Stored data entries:
::::::::

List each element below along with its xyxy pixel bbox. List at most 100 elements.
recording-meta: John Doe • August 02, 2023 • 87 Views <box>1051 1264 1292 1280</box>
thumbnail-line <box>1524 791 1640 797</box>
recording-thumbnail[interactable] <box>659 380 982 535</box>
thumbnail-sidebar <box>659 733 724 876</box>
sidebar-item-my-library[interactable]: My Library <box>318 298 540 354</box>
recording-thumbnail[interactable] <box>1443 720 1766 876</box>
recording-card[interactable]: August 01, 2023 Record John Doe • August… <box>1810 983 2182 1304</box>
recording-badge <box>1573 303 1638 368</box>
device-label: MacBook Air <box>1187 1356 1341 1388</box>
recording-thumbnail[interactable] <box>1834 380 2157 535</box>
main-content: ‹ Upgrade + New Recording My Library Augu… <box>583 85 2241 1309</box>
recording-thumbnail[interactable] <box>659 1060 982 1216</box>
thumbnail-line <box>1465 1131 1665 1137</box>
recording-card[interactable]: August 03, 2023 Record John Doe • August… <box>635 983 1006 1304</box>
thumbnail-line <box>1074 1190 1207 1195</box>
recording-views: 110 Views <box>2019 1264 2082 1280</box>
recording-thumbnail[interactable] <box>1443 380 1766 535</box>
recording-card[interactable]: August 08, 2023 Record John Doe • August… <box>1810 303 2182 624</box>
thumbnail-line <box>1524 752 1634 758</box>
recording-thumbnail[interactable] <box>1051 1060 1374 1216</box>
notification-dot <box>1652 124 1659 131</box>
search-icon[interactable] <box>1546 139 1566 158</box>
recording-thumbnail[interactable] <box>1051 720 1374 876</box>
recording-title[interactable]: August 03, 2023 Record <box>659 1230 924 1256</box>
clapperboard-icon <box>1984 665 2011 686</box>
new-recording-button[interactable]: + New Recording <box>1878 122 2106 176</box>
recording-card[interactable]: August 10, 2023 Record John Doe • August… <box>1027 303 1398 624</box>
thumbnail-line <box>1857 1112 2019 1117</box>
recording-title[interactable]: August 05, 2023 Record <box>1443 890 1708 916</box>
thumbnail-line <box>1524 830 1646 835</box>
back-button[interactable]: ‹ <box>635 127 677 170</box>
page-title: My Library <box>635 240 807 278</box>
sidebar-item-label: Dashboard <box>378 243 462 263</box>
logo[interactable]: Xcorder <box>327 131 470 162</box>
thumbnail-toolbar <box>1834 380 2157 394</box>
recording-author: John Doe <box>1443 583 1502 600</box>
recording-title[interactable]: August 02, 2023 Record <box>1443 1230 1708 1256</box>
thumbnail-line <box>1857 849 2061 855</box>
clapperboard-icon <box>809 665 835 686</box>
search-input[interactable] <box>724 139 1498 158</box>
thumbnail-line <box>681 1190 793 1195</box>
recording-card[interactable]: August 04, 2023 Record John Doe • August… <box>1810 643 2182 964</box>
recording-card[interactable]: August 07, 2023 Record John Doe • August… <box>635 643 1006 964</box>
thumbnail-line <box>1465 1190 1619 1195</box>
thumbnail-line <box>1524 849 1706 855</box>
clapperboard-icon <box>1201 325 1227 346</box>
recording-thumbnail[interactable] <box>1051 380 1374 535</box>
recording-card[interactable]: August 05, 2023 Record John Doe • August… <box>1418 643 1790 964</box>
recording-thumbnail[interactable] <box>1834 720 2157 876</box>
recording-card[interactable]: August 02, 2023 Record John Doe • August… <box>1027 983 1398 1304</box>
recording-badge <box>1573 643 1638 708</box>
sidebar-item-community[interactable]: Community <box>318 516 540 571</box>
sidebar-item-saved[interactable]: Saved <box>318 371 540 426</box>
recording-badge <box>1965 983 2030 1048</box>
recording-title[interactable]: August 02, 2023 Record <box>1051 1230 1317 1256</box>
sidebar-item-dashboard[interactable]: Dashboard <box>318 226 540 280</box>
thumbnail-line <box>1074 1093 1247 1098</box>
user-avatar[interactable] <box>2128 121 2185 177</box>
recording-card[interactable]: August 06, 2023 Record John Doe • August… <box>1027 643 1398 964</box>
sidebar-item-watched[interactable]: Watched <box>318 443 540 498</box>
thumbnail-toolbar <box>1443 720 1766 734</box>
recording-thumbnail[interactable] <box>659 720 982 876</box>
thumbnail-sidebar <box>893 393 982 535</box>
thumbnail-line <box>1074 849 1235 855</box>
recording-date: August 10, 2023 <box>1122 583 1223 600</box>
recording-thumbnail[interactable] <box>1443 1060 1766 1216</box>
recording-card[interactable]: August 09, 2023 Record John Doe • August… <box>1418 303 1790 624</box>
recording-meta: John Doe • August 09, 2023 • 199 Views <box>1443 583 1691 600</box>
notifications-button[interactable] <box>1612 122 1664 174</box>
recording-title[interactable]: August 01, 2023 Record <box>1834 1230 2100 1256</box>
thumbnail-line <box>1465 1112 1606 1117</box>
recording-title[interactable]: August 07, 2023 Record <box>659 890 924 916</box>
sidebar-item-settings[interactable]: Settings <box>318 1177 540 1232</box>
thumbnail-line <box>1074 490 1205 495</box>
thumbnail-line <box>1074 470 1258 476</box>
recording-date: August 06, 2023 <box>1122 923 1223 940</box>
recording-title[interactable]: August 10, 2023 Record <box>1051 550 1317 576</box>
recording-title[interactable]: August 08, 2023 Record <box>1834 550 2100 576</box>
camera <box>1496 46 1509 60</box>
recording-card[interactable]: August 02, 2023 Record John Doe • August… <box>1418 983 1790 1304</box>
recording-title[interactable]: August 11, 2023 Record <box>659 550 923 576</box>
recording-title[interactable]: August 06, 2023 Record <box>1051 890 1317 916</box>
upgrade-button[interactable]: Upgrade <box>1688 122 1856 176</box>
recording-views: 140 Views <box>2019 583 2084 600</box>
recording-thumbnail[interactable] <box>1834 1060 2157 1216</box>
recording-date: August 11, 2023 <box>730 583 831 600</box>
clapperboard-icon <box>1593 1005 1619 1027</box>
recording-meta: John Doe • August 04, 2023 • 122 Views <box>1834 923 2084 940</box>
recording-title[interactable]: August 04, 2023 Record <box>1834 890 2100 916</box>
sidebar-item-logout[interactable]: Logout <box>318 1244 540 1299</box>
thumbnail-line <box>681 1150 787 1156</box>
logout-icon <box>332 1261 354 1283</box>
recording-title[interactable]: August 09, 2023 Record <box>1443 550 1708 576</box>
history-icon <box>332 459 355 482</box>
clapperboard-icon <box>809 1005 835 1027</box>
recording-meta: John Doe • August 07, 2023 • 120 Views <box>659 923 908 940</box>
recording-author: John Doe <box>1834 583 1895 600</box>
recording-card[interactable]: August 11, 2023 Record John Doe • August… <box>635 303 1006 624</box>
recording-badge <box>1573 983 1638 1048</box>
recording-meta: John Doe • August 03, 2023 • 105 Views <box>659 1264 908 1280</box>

::::::::

Set task:
Update the rows from the start of the list through the line containing "sidebar-item-my-library[interactable]: My Library", inclusive, so that "recording-thumbnail" becomes "recording-preview", and give those lines again with everything else unchanged.

Complete response:
List each element below along with its xyxy pixel bbox. List at most 100 elements.
recording-meta: John Doe • August 02, 2023 • 87 Views <box>1051 1264 1292 1280</box>
thumbnail-line <box>1524 791 1640 797</box>
recording-preview[interactable] <box>659 380 982 535</box>
thumbnail-sidebar <box>659 733 724 876</box>
sidebar-item-my-library[interactable]: My Library <box>318 298 540 354</box>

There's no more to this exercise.